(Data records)
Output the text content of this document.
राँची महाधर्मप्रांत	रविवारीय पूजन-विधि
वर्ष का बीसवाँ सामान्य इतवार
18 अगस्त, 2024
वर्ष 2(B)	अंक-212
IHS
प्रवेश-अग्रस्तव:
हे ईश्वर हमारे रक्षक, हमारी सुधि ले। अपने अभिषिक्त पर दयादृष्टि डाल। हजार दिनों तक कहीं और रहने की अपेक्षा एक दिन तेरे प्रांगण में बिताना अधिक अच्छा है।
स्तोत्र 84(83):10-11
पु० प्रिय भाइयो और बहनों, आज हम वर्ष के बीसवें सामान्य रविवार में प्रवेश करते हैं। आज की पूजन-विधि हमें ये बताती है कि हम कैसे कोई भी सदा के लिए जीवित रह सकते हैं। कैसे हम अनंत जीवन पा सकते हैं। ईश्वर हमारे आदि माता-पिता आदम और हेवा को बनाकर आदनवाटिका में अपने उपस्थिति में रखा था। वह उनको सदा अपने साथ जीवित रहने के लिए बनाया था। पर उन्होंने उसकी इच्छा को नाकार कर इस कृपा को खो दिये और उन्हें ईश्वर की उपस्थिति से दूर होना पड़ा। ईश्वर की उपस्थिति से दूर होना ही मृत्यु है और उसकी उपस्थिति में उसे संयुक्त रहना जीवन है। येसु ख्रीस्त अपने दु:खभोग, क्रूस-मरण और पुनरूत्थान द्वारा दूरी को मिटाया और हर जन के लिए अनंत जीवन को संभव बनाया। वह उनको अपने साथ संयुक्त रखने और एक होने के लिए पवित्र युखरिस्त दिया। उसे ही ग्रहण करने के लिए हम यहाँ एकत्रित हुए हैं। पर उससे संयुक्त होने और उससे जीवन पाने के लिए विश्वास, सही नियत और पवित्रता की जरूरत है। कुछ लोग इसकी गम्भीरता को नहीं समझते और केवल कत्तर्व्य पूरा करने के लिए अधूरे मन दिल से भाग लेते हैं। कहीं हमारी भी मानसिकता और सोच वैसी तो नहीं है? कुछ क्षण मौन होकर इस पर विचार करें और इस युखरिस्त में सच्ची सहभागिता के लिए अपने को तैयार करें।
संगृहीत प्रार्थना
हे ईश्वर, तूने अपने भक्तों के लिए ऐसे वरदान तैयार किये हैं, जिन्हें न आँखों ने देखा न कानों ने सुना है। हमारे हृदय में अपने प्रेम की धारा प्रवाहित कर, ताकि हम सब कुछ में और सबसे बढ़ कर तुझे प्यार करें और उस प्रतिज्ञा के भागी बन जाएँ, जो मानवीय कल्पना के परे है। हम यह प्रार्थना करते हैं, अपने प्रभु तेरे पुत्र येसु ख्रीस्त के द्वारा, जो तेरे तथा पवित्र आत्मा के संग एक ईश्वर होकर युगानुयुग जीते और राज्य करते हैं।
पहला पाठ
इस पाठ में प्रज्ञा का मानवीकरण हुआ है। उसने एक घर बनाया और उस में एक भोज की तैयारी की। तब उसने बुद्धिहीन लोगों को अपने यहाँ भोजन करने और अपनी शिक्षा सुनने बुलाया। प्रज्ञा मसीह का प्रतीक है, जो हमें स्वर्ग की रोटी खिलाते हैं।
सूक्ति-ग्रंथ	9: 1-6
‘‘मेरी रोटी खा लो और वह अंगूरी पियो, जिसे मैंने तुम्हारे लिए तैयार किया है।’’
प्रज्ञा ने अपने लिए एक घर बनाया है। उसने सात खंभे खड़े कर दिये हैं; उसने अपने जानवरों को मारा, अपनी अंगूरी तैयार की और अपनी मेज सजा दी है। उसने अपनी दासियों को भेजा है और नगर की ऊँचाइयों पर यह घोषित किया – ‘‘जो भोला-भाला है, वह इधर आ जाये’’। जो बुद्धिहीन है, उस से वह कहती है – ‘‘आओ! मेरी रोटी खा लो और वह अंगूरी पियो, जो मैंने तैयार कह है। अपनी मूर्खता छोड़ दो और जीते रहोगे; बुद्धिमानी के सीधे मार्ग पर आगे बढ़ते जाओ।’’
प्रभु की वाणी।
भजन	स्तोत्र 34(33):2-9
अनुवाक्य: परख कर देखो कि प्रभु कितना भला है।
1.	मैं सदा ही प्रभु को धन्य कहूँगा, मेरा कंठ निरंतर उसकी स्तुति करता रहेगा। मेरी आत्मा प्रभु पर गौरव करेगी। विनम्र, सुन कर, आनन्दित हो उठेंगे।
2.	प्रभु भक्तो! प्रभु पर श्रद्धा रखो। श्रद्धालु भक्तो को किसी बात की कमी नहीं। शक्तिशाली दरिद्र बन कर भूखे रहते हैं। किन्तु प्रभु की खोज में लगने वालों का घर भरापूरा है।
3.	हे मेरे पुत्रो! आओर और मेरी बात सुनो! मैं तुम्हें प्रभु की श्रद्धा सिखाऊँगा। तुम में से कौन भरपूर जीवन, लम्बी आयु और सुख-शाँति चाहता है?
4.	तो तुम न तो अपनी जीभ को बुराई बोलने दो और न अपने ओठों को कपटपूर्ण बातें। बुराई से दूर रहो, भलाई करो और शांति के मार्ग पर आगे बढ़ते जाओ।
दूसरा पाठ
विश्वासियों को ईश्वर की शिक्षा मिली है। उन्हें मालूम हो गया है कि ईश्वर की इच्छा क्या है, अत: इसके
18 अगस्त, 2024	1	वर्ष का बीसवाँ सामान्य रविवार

■ **Aim**: Please return the data above exactly as given.

■ **Finished task**:
Output the text content of this document.
राँची महाधर्मप्रांत	रविवारीय पूजन-विधि
वर्ष का बीसवाँ सामान्य इतवार
18 अगस्त, 2024
वर्ष 2(B)	अंक-212
IHS
प्रवेश-अग्रस्तव:
हे ईश्वर हमारे रक्षक, हमारी सुधि ले। अपने अभिषिक्त पर दयादृष्टि डाल। हजार दिनों तक कहीं और रहने की अपेक्षा एक दिन तेरे प्रांगण में बिताना अधिक अच्छा है।
स्तोत्र 84(83):10-11
पु० प्रिय भाइयो और बहनों, आज हम वर्ष के बीसवें सामान्य रविवार में प्रवेश करते हैं। आज की पूजन-विधि हमें ये बताती है कि हम कैसे कोई भी सदा के लिए जीवित रह सकते हैं। कैसे हम अनंत जीवन पा सकते हैं। ईश्वर हमारे आदि माता-पिता आदम और हेवा को बनाकर आदनवाटिका में अपने उपस्थिति में रखा था। वह उनको सदा अपने साथ जीवित रहने के लिए बनाया था। पर उन्होंने उसकी इच्छा को नाकार कर इस कृपा को खो दिये और उन्हें ईश्वर की उपस्थिति से दूर होना पड़ा। ईश्वर की उपस्थिति से दूर होना ही मृत्यु है और उसकी उपस्थिति में उसे संयुक्त रहना जीवन है। येसु ख्रीस्त अपने दु:खभोग, क्रूस-मरण और पुनरूत्थान द्वारा दूरी को मिटाया और हर जन के लिए अनंत जीवन को संभव बनाया। वह उनको अपने साथ संयुक्त रखने और एक होने के लिए पवित्र युखरिस्त दिया। उसे ही ग्रहण करने के लिए हम यहाँ एकत्रित हुए हैं। पर उससे संयुक्त होने और उससे जीवन पाने के लिए विश्वास, सही नियत और पवित्रता की जरूरत है। कुछ लोग इसकी गम्भीरता को नहीं समझते और केवल कत्तर्व्य पूरा करने के लिए अधूरे मन दिल से भाग लेते हैं। कहीं हमारी भी मानसिकता और सोच वैसी तो नहीं है? कुछ क्षण मौन होकर इस पर विचार करें और इस युखरिस्त में सच्ची सहभागिता के लिए अपने को तैयार करें।
संगृहीत प्रार्थना
हे ईश्वर, तूने अपने भक्तों के लिए ऐसे वरदान तैयार किये हैं, जिन्हें न आँखों ने देखा न कानों ने सुना है। हमारे हृदय में अपने प्रेम की धारा प्रवाहित कर, ताकि हम सब कुछ में और सबसे बढ़ कर तुझे प्यार करें और उस प्रतिज्ञा के भागी बन जाएँ, जो मानवीय कल्पना के परे है। हम यह प्रार्थना करते हैं, अपने प्रभु तेरे पुत्र येसु ख्रीस्त के द्वारा, जो तेरे तथा पवित्र आत्मा के संग एक ईश्वर होकर युगानुयुग जीते और राज्य करते हैं।
पहला पाठ
इस पाठ में प्रज्ञा का मानवीकरण हुआ है। उसने एक घर बनाया और उस में एक भोज की तैयारी की। तब उसने बुद्धिहीन लोगों को अपने यहाँ भोजन करने और अपनी शिक्षा सुनने बुलाया। प्रज्ञा मसीह का प्रतीक है, जो हमें स्वर्ग की रोटी खिलाते हैं।
सूक्ति-ग्रंथ	9: 1-6
‘‘मेरी रोटी खा लो और वह अंगूरी पियो, जिसे मैंने तुम्हारे लिए तैयार किया है।’’
प्रज्ञा ने अपने लिए एक घर बनाया है। उसने सात खंभे खड़े कर दिये हैं; उसने अपने जानवरों को मारा, अपनी अंगूरी तैयार की और अपनी मेज सजा दी है। उसने अपनी दासियों को भेजा है और नगर की ऊँचाइयों पर यह घोषित किया – ‘‘जो भोला-भाला है, वह इधर आ जाये’’। जो बुद्धिहीन है, उस से वह कहती है – ‘‘आओ! मेरी रोटी खा लो और वह अंगूरी पियो, जो मैंने तैयार कह है। अपनी मूर्खता छोड़ दो और जीते रहोगे; बुद्धिमानी के सीधे मार्ग पर आगे बढ़ते जाओ।’’
प्रभु की वाणी।
भजन	स्तोत्र 34(33):2-9
अनुवाक्य: परख कर देखो कि प्रभु कितना भला है।
1.	मैं सदा ही प्रभु को धन्य कहूँगा, मेरा कंठ निरंतर उसकी स्तुति करता रहेगा। मेरी आत्मा प्रभु पर गौरव करेगी। विनम्र, सुन कर, आनन्दित हो उठेंगे।
2.	प्रभु भक्तो! प्रभु पर श्रद्धा रखो। श्रद्धालु भक्तो को किसी बात की कमी नहीं। शक्तिशाली दरिद्र बन कर भूखे रहते हैं। किन्तु प्रभु की खोज में लगने वालों का घर भरापूरा है।
3.	हे मेरे पुत्रो! आओर और मेरी बात सुनो! मैं तुम्हें प्रभु की श्रद्धा सिखाऊँगा। तुम में से कौन भरपूर जीवन, लम्बी आयु और सुख-शाँति चाहता है?
4.	तो तुम न तो अपनी जीभ को बुराई बोलने दो और न अपने ओठों को कपटपूर्ण बातें। बुराई से दूर रहो, भलाई करो और शांति के मार्ग पर आगे बढ़ते जाओ।
दूसरा पाठ
विश्वासियों को ईश्वर की शिक्षा मिली है। उन्हें मालूम हो गया है कि ईश्वर की इच्छा क्या है, अत: इसके
18 अगस्त, 2024	1	वर्ष का बीसवाँ सामान्य रविवार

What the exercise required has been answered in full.